# START OF Dataset records

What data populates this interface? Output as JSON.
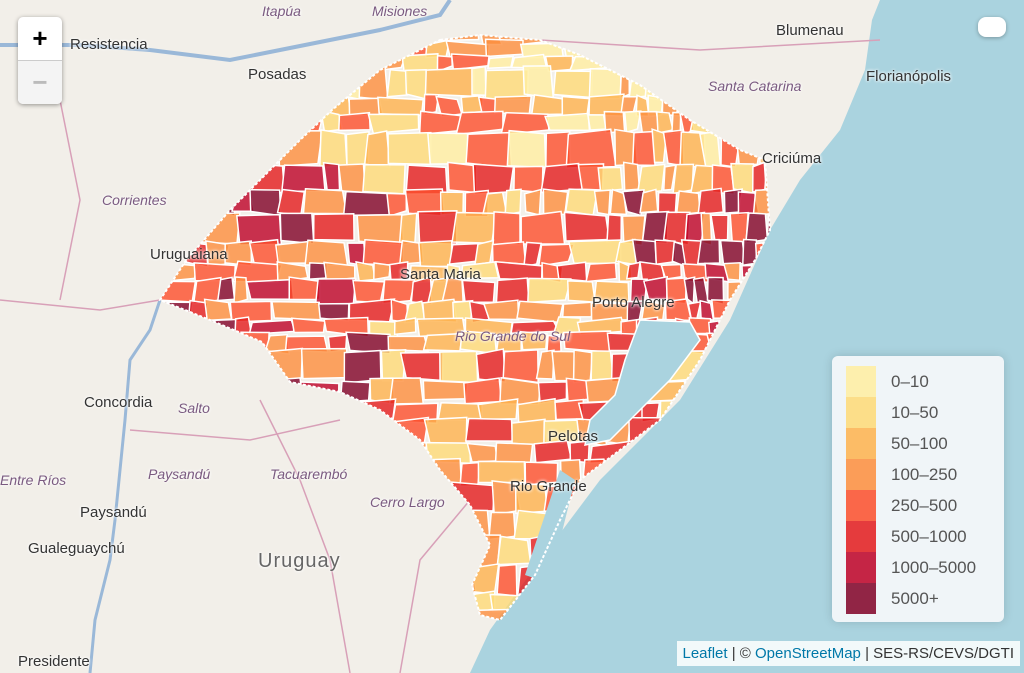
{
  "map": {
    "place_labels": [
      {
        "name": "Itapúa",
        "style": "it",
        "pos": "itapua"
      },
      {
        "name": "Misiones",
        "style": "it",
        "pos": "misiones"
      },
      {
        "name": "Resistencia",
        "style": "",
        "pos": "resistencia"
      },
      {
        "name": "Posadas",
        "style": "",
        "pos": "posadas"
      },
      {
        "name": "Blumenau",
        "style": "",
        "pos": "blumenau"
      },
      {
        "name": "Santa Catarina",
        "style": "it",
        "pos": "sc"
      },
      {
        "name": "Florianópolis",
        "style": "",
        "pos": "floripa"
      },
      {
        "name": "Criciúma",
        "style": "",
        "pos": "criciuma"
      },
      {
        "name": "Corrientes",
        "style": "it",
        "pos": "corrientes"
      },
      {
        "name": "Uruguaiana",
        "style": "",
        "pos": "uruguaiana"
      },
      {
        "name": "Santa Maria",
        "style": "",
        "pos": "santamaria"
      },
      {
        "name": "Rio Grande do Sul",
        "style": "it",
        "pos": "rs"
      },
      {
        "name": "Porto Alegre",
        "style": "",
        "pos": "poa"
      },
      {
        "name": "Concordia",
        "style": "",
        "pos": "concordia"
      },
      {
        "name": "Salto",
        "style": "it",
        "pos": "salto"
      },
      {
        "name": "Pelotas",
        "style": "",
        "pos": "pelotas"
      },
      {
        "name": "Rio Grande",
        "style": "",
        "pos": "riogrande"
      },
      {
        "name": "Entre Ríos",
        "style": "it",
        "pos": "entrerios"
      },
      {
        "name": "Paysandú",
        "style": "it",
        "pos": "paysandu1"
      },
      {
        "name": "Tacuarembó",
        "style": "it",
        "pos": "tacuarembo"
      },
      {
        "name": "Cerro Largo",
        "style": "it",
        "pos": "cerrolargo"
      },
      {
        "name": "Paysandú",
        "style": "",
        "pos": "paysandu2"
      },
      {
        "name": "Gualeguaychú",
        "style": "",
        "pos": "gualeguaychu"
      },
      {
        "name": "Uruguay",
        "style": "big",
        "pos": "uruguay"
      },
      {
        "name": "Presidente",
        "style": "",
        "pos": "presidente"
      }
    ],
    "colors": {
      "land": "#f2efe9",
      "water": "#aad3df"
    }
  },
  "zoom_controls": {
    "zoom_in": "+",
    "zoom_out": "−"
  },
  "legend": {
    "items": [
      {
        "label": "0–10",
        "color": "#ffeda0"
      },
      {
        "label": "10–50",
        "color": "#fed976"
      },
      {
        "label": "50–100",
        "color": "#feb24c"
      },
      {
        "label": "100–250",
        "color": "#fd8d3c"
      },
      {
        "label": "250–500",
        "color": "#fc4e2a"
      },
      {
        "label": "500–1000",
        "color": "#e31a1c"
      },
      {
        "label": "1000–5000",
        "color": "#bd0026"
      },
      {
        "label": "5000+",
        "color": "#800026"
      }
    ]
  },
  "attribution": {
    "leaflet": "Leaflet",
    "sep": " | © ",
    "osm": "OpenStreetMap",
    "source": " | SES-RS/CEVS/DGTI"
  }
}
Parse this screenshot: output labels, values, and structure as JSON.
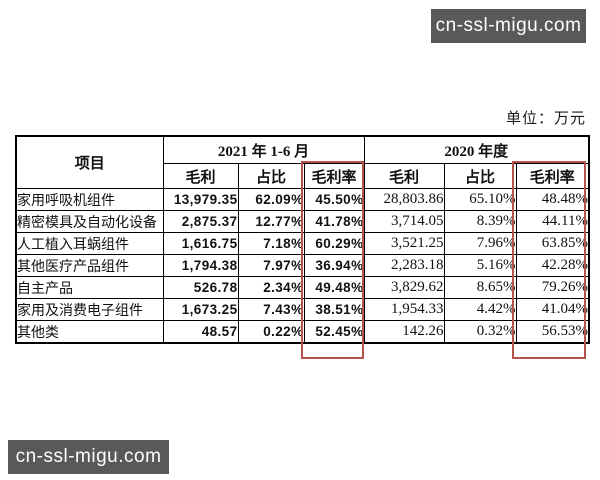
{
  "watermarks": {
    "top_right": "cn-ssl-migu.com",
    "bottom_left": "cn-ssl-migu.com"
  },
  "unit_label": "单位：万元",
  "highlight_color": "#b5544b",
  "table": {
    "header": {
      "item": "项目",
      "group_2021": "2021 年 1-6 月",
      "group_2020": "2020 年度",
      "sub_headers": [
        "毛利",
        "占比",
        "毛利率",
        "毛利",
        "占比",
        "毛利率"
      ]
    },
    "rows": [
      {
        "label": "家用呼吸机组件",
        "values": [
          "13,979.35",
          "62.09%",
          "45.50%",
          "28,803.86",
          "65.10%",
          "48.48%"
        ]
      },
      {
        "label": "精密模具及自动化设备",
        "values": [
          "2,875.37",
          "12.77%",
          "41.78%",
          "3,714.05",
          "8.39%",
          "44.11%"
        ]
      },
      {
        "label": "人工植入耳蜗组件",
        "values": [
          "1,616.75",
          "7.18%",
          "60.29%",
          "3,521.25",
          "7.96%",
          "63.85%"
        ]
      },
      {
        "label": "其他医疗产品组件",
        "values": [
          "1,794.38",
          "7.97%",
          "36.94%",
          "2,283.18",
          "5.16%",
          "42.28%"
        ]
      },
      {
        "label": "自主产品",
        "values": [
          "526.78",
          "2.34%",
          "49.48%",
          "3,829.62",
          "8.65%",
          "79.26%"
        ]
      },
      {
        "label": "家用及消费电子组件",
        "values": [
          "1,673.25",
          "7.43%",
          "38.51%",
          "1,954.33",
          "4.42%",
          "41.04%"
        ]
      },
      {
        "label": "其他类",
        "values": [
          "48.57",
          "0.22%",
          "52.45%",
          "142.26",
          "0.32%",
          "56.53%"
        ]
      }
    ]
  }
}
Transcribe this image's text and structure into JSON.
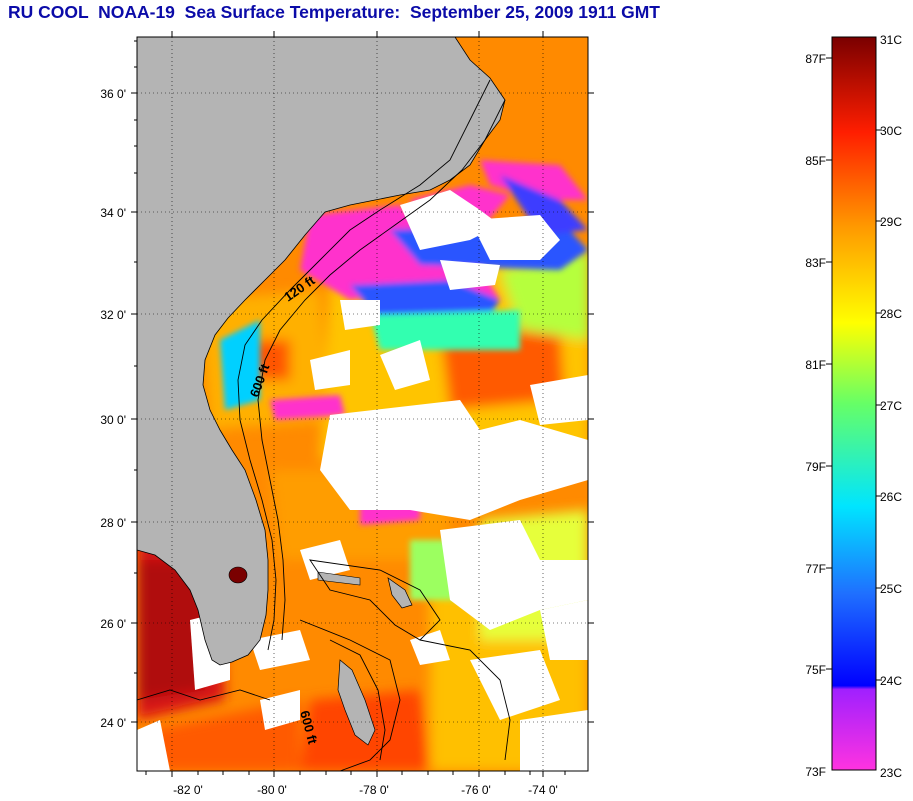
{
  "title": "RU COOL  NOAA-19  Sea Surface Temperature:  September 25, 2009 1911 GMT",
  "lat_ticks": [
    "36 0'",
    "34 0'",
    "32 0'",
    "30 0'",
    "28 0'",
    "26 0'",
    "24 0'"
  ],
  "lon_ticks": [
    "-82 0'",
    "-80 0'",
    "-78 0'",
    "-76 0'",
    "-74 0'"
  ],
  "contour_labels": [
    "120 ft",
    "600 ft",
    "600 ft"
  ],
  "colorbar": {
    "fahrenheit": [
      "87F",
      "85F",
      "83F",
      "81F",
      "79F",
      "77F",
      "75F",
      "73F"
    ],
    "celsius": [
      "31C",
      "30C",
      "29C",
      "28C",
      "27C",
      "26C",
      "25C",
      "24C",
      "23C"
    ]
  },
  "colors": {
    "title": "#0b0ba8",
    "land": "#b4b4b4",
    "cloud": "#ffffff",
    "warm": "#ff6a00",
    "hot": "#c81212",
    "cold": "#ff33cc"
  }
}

# END OF Dataset records

* **Instructions for the task**
Look through the records and gather every line containing "this".

* **Expected output**
What data populates this interface? Output as JSON.
Parse this screenshot: output labels, values, and structure as JSON.
Transcribe this image's text and structure into JSON.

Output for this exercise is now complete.